(Collected data)
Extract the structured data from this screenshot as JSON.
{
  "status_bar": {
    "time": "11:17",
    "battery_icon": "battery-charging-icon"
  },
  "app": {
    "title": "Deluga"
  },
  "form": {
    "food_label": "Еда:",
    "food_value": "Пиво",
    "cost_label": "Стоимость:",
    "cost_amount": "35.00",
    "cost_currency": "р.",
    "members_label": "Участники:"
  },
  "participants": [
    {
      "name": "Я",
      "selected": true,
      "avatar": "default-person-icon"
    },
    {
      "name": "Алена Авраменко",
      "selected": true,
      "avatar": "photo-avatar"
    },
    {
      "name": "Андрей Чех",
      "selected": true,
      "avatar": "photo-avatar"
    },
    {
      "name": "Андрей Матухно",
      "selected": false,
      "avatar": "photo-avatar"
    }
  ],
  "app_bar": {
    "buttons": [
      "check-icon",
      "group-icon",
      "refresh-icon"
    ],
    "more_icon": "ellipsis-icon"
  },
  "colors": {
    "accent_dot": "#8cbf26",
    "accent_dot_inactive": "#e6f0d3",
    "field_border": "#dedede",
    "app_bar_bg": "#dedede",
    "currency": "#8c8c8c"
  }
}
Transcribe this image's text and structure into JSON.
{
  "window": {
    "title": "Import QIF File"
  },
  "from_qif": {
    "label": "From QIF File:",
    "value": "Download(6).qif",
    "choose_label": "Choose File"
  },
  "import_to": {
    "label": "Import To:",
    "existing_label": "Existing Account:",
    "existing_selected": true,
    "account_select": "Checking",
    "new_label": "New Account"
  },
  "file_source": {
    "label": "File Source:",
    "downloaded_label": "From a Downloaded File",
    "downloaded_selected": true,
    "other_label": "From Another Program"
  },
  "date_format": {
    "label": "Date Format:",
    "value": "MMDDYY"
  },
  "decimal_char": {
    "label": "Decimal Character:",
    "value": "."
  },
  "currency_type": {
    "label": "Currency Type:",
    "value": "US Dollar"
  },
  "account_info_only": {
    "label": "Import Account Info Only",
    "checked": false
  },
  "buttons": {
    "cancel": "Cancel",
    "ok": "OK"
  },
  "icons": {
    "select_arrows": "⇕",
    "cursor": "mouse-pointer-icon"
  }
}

◆ **Given request**
Each record above should be restated word for word.

◆ **Response**
Extract the structured data from this screenshot as JSON.
{
  "status_bar": {
    "time": "11:17",
    "battery_icon": "battery-charging-icon"
  },
  "app": {
    "title": "Deluga"
  },
  "form": {
    "food_label": "Еда:",
    "food_value": "Пиво",
    "cost_label": "Стоимость:",
    "cost_amount": "35.00",
    "cost_currency": "р.",
    "members_label": "Участники:"
  },
  "participants": [
    {
      "name": "Я",
      "selected": true,
      "avatar": "default-person-icon"
    },
    {
      "name": "Алена Авраменко",
      "selected": true,
      "avatar": "photo-avatar"
    },
    {
      "name": "Андрей Чех",
      "selected": true,
      "avatar": "photo-avatar"
    },
    {
      "name": "Андрей Матухно",
      "selected": false,
      "avatar": "photo-avatar"
    }
  ],
  "app_bar": {
    "buttons": [
      "check-icon",
      "group-icon",
      "refresh-icon"
    ],
    "more_icon": "ellipsis-icon"
  },
  "colors": {
    "accent_dot": "#8cbf26",
    "accent_dot_inactive": "#e6f0d3",
    "field_border": "#dedede",
    "app_bar_bg": "#dedede",
    "currency": "#8c8c8c"
  }
}
Transcribe this image's text and structure into JSON.
{
  "window": {
    "title": "Import QIF File"
  },
  "from_qif": {
    "label": "From QIF File:",
    "value": "Download(6).qif",
    "choose_label": "Choose File"
  },
  "import_to": {
    "label": "Import To:",
    "existing_label": "Existing Account:",
    "existing_selected": true,
    "account_select": "Checking",
    "new_label": "New Account"
  },
  "file_source": {
    "label": "File Source:",
    "downloaded_label": "From a Downloaded File",
    "downloaded_selected": true,
    "other_label": "From Another Program"
  },
  "date_format": {
    "label": "Date Format:",
    "value": "MMDDYY"
  },
  "decimal_char": {
    "label": "Decimal Character:",
    "value": "."
  },
  "currency_type": {
    "label": "Currency Type:",
    "value": "US Dollar"
  },
  "account_info_only": {
    "label": "Import Account Info Only",
    "checked": false
  },
  "buttons": {
    "cancel": "Cancel",
    "ok": "OK"
  },
  "icons": {
    "select_arrows": "⇕",
    "cursor": "mouse-pointer-icon"
  }
}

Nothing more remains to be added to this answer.